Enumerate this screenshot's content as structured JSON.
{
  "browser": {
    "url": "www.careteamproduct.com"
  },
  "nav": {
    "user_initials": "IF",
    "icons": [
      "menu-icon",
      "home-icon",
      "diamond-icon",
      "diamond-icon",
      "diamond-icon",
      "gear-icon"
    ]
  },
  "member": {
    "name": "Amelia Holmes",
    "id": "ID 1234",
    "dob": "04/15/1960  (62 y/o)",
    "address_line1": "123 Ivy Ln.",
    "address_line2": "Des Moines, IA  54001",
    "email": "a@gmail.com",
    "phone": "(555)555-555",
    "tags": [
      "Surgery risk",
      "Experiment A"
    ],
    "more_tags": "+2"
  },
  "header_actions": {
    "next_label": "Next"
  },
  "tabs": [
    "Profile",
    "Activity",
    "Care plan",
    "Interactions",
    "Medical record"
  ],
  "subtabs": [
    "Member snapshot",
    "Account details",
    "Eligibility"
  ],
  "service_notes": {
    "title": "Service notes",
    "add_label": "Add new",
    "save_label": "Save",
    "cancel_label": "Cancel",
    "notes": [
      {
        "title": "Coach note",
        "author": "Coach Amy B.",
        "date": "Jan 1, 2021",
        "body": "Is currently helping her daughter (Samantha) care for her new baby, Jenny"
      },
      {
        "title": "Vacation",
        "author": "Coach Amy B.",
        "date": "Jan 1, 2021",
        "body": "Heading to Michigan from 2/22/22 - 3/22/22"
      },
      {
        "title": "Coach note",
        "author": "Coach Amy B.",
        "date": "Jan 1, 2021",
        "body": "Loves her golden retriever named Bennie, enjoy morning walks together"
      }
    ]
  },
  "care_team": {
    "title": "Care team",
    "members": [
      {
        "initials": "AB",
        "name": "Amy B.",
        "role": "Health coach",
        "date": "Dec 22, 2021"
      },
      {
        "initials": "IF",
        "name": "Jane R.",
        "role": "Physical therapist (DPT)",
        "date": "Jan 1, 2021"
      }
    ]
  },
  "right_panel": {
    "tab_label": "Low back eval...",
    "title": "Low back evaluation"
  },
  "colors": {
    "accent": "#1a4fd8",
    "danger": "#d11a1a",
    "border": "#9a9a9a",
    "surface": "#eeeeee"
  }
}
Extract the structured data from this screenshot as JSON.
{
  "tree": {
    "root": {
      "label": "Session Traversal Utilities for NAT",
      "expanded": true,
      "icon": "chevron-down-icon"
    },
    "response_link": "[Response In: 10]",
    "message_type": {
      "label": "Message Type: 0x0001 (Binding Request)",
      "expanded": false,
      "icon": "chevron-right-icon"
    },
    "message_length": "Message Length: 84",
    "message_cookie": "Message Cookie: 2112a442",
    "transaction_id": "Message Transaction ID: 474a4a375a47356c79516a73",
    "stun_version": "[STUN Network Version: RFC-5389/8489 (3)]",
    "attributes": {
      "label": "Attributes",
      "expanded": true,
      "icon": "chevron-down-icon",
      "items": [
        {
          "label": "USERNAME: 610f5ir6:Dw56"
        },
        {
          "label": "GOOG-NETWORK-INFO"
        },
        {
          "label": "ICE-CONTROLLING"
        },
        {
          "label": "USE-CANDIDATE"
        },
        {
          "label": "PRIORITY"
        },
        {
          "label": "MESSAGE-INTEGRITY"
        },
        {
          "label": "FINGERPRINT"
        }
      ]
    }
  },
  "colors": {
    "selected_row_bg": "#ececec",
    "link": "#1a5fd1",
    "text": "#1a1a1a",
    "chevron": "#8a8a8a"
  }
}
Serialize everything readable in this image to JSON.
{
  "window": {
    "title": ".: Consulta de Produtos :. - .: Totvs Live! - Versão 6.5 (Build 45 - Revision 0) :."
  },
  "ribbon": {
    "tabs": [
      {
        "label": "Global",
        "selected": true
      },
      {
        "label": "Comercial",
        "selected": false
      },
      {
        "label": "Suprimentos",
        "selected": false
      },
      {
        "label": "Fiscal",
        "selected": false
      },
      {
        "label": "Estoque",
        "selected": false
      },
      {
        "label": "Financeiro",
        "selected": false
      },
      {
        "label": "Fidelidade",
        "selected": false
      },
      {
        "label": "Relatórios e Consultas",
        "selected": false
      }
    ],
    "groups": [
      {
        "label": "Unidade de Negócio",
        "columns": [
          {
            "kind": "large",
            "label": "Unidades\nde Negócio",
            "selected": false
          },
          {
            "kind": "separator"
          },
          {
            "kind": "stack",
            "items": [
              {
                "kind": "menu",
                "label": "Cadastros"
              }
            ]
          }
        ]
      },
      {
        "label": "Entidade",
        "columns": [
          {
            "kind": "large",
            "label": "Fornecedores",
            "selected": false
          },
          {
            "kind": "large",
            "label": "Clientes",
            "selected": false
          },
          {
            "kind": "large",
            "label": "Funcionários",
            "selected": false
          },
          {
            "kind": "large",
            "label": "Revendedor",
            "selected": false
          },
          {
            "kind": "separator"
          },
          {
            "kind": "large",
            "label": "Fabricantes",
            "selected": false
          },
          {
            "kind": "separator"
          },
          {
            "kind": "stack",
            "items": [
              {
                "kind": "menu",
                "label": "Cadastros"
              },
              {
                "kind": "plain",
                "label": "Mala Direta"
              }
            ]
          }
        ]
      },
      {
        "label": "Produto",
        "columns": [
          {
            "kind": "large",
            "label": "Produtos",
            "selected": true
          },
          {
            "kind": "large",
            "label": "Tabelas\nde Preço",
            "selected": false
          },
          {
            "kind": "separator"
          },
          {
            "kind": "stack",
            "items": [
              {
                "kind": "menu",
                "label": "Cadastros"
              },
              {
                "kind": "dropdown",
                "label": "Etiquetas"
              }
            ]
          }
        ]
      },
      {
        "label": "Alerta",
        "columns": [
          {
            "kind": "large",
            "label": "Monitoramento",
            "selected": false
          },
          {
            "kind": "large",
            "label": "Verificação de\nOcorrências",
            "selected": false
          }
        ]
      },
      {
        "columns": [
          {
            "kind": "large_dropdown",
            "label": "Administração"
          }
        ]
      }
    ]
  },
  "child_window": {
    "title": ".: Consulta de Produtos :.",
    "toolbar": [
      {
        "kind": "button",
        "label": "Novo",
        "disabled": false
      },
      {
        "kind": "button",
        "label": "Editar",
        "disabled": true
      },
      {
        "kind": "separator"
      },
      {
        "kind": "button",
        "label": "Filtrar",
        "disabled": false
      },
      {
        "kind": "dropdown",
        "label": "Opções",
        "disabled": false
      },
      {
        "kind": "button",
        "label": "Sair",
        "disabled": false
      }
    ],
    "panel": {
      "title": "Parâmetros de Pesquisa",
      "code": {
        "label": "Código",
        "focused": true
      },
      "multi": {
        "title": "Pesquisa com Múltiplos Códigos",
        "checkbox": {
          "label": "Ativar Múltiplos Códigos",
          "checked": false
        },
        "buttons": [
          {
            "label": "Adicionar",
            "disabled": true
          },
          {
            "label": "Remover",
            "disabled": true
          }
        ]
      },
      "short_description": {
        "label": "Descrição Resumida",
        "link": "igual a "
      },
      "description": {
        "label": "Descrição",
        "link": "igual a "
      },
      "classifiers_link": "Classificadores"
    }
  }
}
————————
### Problem requirements
Extract the full listing above without alteration.

### Task output
Enumerate this screenshot's content as structured JSON.
{
  "browser": {
    "url": "www.careteamproduct.com"
  },
  "nav": {
    "user_initials": "IF",
    "icons": [
      "menu-icon",
      "home-icon",
      "diamond-icon",
      "diamond-icon",
      "diamond-icon",
      "gear-icon"
    ]
  },
  "member": {
    "name": "Amelia Holmes",
    "id": "ID 1234",
    "dob": "04/15/1960  (62 y/o)",
    "address_line1": "123 Ivy Ln.",
    "address_line2": "Des Moines, IA  54001",
    "email": "a@gmail.com",
    "phone": "(555)555-555",
    "tags": [
      "Surgery risk",
      "Experiment A"
    ],
    "more_tags": "+2"
  },
  "header_actions": {
    "next_label": "Next"
  },
  "tabs": [
    "Profile",
    "Activity",
    "Care plan",
    "Interactions",
    "Medical record"
  ],
  "subtabs": [
    "Member snapshot",
    "Account details",
    "Eligibility"
  ],
  "service_notes": {
    "title": "Service notes",
    "add_label": "Add new",
    "save_label": "Save",
    "cancel_label": "Cancel",
    "notes": [
      {
        "title": "Coach note",
        "author": "Coach Amy B.",
        "date": "Jan 1, 2021",
        "body": "Is currently helping her daughter (Samantha) care for her new baby, Jenny"
      },
      {
        "title": "Vacation",
        "author": "Coach Amy B.",
        "date": "Jan 1, 2021",
        "body": "Heading to Michigan from 2/22/22 - 3/22/22"
      },
      {
        "title": "Coach note",
        "author": "Coach Amy B.",
        "date": "Jan 1, 2021",
        "body": "Loves her golden retriever named Bennie, enjoy morning walks together"
      }
    ]
  },
  "care_team": {
    "title": "Care team",
    "members": [
      {
        "initials": "AB",
        "name": "Amy B.",
        "role": "Health coach",
        "date": "Dec 22, 2021"
      },
      {
        "initials": "IF",
        "name": "Jane R.",
        "role": "Physical therapist (DPT)",
        "date": "Jan 1, 2021"
      }
    ]
  },
  "right_panel": {
    "tab_label": "Low back eval...",
    "title": "Low back evaluation"
  },
  "colors": {
    "accent": "#1a4fd8",
    "danger": "#d11a1a",
    "border": "#9a9a9a",
    "surface": "#eeeeee"
  }
}
Extract the structured data from this screenshot as JSON.
{
  "tree": {
    "root": {
      "label": "Session Traversal Utilities for NAT",
      "expanded": true,
      "icon": "chevron-down-icon"
    },
    "response_link": "[Response In: 10]",
    "message_type": {
      "label": "Message Type: 0x0001 (Binding Request)",
      "expanded": false,
      "icon": "chevron-right-icon"
    },
    "message_length": "Message Length: 84",
    "message_cookie": "Message Cookie: 2112a442",
    "transaction_id": "Message Transaction ID: 474a4a375a47356c79516a73",
    "stun_version": "[STUN Network Version: RFC-5389/8489 (3)]",
    "attributes": {
      "label": "Attributes",
      "expanded": true,
      "icon": "chevron-down-icon",
      "items": [
        {
          "label": "USERNAME: 610f5ir6:Dw56"
        },
        {
          "label": "GOOG-NETWORK-INFO"
        },
        {
          "label": "ICE-CONTROLLING"
        },
        {
          "label": "USE-CANDIDATE"
        },
        {
          "label": "PRIORITY"
        },
        {
          "label": "MESSAGE-INTEGRITY"
        },
        {
          "label": "FINGERPRINT"
        }
      ]
    }
  },
  "colors": {
    "selected_row_bg": "#ececec",
    "link": "#1a5fd1",
    "text": "#1a1a1a",
    "chevron": "#8a8a8a"
  }
}
Serialize everything readable in this image to JSON.
{
  "window": {
    "title": ".: Consulta de Produtos :. - .: Totvs Live! - Versão 6.5 (Build 45 - Revision 0) :."
  },
  "ribbon": {
    "tabs": [
      {
        "label": "Global",
        "selected": true
      },
      {
        "label": "Comercial",
        "selected": false
      },
      {
        "label": "Suprimentos",
        "selected": false
      },
      {
        "label": "Fiscal",
        "selected": false
      },
      {
        "label": "Estoque",
        "selected": false
      },
      {
        "label": "Financeiro",
        "selected": false
      },
      {
        "label": "Fidelidade",
        "selected": false
      },
      {
        "label": "Relatórios e Consultas",
        "selected": false
      }
    ],
    "groups": [
      {
        "label": "Unidade de Negócio",
        "columns": [
          {
            "kind": "large",
            "label": "Unidades\nde Negócio",
            "selected": false
          },
          {
            "kind": "separator"
          },
          {
            "kind": "stack",
            "items": [
              {
                "kind": "menu",
                "label": "Cadastros"
              }
            ]
          }
        ]
      },
      {
        "label": "Entidade",
        "columns": [
          {
            "kind": "large",
            "label": "Fornecedores",
            "selected": false
          },
          {
            "kind": "large",
            "label": "Clientes",
            "selected": false
          },
          {
            "kind": "large",
            "label": "Funcionários",
            "selected": false
          },
          {
            "kind": "large",
            "label": "Revendedor",
            "selected": false
          },
          {
            "kind": "separator"
          },
          {
            "kind": "large",
            "label": "Fabricantes",
            "selected": false
          },
          {
            "kind": "separator"
          },
          {
            "kind": "stack",
            "items": [
              {
                "kind": "menu",
                "label": "Cadastros"
              },
              {
                "kind": "plain",
                "label": "Mala Direta"
              }
            ]
          }
        ]
      },
      {
        "label": "Produto",
        "columns": [
          {
            "kind": "large",
            "label": "Produtos",
            "selected": true
          },
          {
            "kind": "large",
            "label": "Tabelas\nde Preço",
            "selected": false
          },
          {
            "kind": "separator"
          },
          {
            "kind": "stack",
            "items": [
              {
                "kind": "menu",
                "label": "Cadastros"
              },
              {
                "kind": "dropdown",
                "label": "Etiquetas"
              }
            ]
          }
        ]
      },
      {
        "label": "Alerta",
        "columns": [
          {
            "kind": "large",
            "label": "Monitoramento",
            "selected": false
          },
          {
            "kind": "large",
            "label": "Verificação de\nOcorrências",
            "selected": false
          }
        ]
      },
      {
        "columns": [
          {
            "kind": "large_dropdown",
            "label": "Administração"
          }
        ]
      }
    ]
  },
  "child_window": {
    "title": ".: Consulta de Produtos :.",
    "toolbar": [
      {
        "kind": "button",
        "label": "Novo",
        "disabled": false
      },
      {
        "kind": "button",
        "label": "Editar",
        "disabled": true
      },
      {
        "kind": "separator"
      },
      {
        "kind": "button",
        "label": "Filtrar",
        "disabled": false
      },
      {
        "kind": "dropdown",
        "label": "Opções",
        "disabled": false
      },
      {
        "kind": "button",
        "label": "Sair",
        "disabled": false
      }
    ],
    "panel": {
      "title": "Parâmetros de Pesquisa",
      "code": {
        "label": "Código",
        "focused": true
      },
      "multi": {
        "title": "Pesquisa com Múltiplos Códigos",
        "checkbox": {
          "label": "Ativar Múltiplos Códigos",
          "checked": false
        },
        "buttons": [
          {
            "label": "Adicionar",
            "disabled": true
          },
          {
            "label": "Remover",
            "disabled": true
          }
        ]
      },
      "short_description": {
        "label": "Descrição Resumida",
        "link": "igual a "
      },
      "description": {
        "label": "Descrição",
        "link": "igual a "
      },
      "classifiers_link": "Classificadores"
    }
  }
}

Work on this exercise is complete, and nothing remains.